>>>

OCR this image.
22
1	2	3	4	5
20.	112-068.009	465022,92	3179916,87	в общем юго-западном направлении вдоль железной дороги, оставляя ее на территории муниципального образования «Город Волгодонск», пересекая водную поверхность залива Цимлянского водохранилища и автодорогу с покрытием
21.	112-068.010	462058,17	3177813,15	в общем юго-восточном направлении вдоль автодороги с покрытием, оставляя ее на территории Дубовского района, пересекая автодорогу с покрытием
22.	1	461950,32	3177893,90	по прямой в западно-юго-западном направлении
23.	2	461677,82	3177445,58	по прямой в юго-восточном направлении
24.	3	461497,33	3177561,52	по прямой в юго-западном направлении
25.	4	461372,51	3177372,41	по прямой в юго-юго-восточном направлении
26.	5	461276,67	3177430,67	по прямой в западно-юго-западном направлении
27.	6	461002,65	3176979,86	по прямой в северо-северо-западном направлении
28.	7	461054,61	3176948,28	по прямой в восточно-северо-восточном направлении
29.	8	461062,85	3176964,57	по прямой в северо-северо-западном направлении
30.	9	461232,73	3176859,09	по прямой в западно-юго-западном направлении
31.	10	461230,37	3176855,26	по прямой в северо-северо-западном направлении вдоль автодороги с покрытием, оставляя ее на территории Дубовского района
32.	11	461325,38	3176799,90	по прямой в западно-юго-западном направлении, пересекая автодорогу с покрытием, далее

<<<

## Short exercise
Set down the material above again, word for word.

## The solution
OCR this image.
22
1	2	3	4	5
20.	112-068.009	465022,92	3179916,87	в общем юго-западном направлении вдоль железной дороги, оставляя ее на территории муниципального образования «Город Волгодонск», пересекая водную поверхность залива Цимлянского водохранилища и автодорогу с покрытием
21.	112-068.010	462058,17	3177813,15	в общем юго-восточном направлении вдоль автодороги с покрытием, оставляя ее на территории Дубовского района, пересекая автодорогу с покрытием
22.	1	461950,32	3177893,90	по прямой в западно-юго-западном направлении
23.	2	461677,82	3177445,58	по прямой в юго-восточном направлении
24.	3	461497,33	3177561,52	по прямой в юго-западном направлении
25.	4	461372,51	3177372,41	по прямой в юго-юго-восточном направлении
26.	5	461276,67	3177430,67	по прямой в западно-юго-западном направлении
27.	6	461002,65	3176979,86	по прямой в северо-северо-западном направлении
28.	7	461054,61	3176948,28	по прямой в восточно-северо-восточном направлении
29.	8	461062,85	3176964,57	по прямой в северо-северо-западном направлении
30.	9	461232,73	3176859,09	по прямой в западно-юго-западном направлении
31.	10	461230,37	3176855,26	по прямой в северо-северо-западном направлении вдоль автодороги с покрытием, оставляя ее на территории Дубовского района
32.	11	461325,38	3176799,90	по прямой в западно-юго-западном направлении, пересекая автодорогу с покрытием, далее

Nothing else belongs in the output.